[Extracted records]
========================

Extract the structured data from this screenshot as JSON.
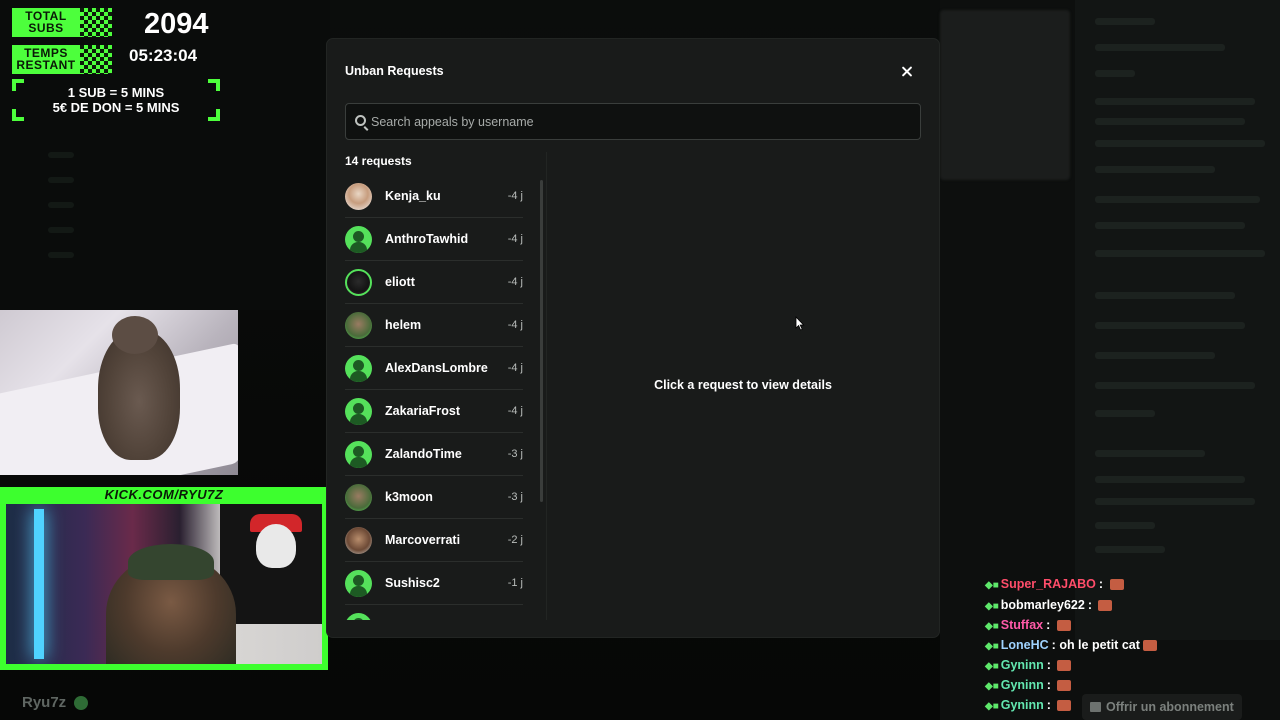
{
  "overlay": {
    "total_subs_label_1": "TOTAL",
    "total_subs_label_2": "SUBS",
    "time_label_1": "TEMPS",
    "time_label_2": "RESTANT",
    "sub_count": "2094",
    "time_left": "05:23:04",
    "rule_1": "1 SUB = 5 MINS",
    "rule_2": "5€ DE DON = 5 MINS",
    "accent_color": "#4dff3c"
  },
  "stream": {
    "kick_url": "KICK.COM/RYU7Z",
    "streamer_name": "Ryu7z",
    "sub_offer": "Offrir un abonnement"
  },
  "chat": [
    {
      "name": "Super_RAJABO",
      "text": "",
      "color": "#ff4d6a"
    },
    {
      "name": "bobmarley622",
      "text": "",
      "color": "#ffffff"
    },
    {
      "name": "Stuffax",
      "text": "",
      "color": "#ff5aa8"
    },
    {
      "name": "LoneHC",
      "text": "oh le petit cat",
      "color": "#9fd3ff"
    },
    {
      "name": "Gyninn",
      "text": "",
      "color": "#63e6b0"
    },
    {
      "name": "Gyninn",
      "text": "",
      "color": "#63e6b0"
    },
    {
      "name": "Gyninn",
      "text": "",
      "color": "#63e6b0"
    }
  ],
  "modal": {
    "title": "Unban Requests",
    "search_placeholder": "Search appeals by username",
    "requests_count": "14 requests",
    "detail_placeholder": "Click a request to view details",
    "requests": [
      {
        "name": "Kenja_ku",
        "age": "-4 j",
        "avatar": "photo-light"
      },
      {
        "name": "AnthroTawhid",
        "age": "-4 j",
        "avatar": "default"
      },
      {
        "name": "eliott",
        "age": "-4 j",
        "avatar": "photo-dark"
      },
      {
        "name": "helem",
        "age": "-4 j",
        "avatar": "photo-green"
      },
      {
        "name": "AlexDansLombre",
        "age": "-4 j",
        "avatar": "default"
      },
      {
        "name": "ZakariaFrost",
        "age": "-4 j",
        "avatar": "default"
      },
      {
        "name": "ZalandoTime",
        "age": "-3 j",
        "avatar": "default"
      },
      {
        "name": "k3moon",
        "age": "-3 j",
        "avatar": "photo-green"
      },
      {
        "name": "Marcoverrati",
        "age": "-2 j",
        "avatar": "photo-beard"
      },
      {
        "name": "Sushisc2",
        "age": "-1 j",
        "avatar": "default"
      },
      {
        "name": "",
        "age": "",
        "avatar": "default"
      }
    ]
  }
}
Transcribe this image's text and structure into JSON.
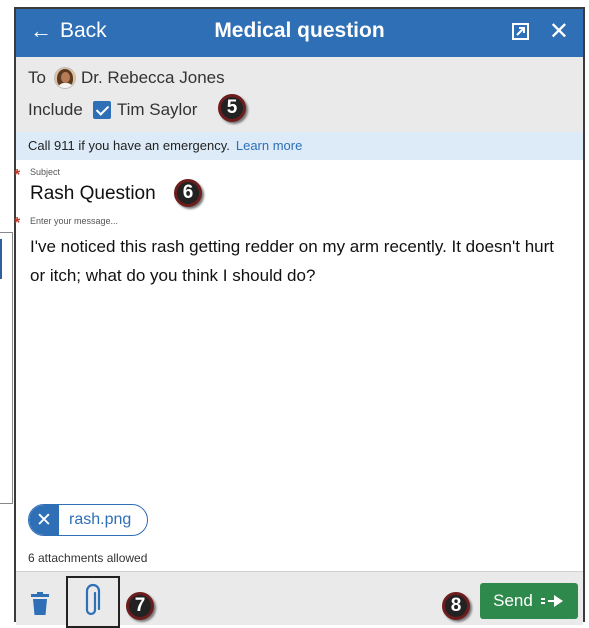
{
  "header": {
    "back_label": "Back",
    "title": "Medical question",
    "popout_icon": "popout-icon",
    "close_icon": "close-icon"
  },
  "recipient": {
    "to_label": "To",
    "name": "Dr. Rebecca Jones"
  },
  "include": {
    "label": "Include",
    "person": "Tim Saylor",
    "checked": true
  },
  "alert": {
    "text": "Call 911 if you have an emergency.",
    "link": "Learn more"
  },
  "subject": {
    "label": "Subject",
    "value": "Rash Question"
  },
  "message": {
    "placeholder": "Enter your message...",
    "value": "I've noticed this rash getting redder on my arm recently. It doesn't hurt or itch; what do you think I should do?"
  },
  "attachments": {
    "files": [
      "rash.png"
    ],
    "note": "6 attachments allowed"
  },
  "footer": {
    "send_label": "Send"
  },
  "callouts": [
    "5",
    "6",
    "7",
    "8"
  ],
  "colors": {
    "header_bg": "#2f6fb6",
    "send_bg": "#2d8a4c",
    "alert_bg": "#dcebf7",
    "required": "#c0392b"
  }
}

========================

→ **Request**: Print all entries exactly. The images do not belong in the copy.

→ **In response**:
Extract the structured data from this screenshot as JSON.
{
  "overlay": {
    "total_subs_label_1": "TOTAL",
    "total_subs_label_2": "SUBS",
    "time_label_1": "TEMPS",
    "time_label_2": "RESTANT",
    "sub_count": "2094",
    "time_left": "05:23:04",
    "rule_1": "1 SUB = 5 MINS",
    "rule_2": "5€ DE DON = 5 MINS",
    "accent_color": "#4dff3c"
  },
  "stream": {
    "kick_url": "KICK.COM/RYU7Z",
    "streamer_name": "Ryu7z",
    "sub_offer": "Offrir un abonnement"
  },
  "chat": [
    {
      "name": "Super_RAJABO",
      "text": "",
      "color": "#ff4d6a"
    },
    {
      "name": "bobmarley622",
      "text": "",
      "color": "#ffffff"
    },
    {
      "name": "Stuffax",
      "text": "",
      "color": "#ff5aa8"
    },
    {
      "name": "LoneHC",
      "text": "oh le petit cat",
      "color": "#9fd3ff"
    },
    {
      "name": "Gyninn",
      "text": "",
      "color": "#63e6b0"
    },
    {
      "name": "Gyninn",
      "text": "",
      "color": "#63e6b0"
    },
    {
      "name": "Gyninn",
      "text": "",
      "color": "#63e6b0"
    }
  ],
  "modal": {
    "title": "Unban Requests",
    "search_placeholder": "Search appeals by username",
    "requests_count": "14 requests",
    "detail_placeholder": "Click a request to view details",
    "requests": [
      {
        "name": "Kenja_ku",
        "age": "-4 j",
        "avatar": "photo-light"
      },
      {
        "name": "AnthroTawhid",
        "age": "-4 j",
        "avatar": "default"
      },
      {
        "name": "eliott",
        "age": "-4 j",
        "avatar": "photo-dark"
      },
      {
        "name": "helem",
        "age": "-4 j",
        "avatar": "photo-green"
      },
      {
        "name": "AlexDansLombre",
        "age": "-4 j",
        "avatar": "default"
      },
      {
        "name": "ZakariaFrost",
        "age": "-4 j",
        "avatar": "default"
      },
      {
        "name": "ZalandoTime",
        "age": "-3 j",
        "avatar": "default"
      },
      {
        "name": "k3moon",
        "age": "-3 j",
        "avatar": "photo-green"
      },
      {
        "name": "Marcoverrati",
        "age": "-2 j",
        "avatar": "photo-beard"
      },
      {
        "name": "Sushisc2",
        "age": "-1 j",
        "avatar": "default"
      },
      {
        "name": "",
        "age": "",
        "avatar": "default"
      }
    ]
  }
}
Transcribe this image's text and structure into JSON.
{
  "header": {
    "back_label": "Back",
    "title": "Medical question",
    "popout_icon": "popout-icon",
    "close_icon": "close-icon"
  },
  "recipient": {
    "to_label": "To",
    "name": "Dr. Rebecca Jones"
  },
  "include": {
    "label": "Include",
    "person": "Tim Saylor",
    "checked": true
  },
  "alert": {
    "text": "Call 911 if you have an emergency.",
    "link": "Learn more"
  },
  "subject": {
    "label": "Subject",
    "value": "Rash Question"
  },
  "message": {
    "placeholder": "Enter your message...",
    "value": "I've noticed this rash getting redder on my arm recently. It doesn't hurt or itch; what do you think I should do?"
  },
  "attachments": {
    "files": [
      "rash.png"
    ],
    "note": "6 attachments allowed"
  },
  "footer": {
    "send_label": "Send"
  },
  "callouts": [
    "5",
    "6",
    "7",
    "8"
  ],
  "colors": {
    "header_bg": "#2f6fb6",
    "send_bg": "#2d8a4c",
    "alert_bg": "#dcebf7",
    "required": "#c0392b"
  }
}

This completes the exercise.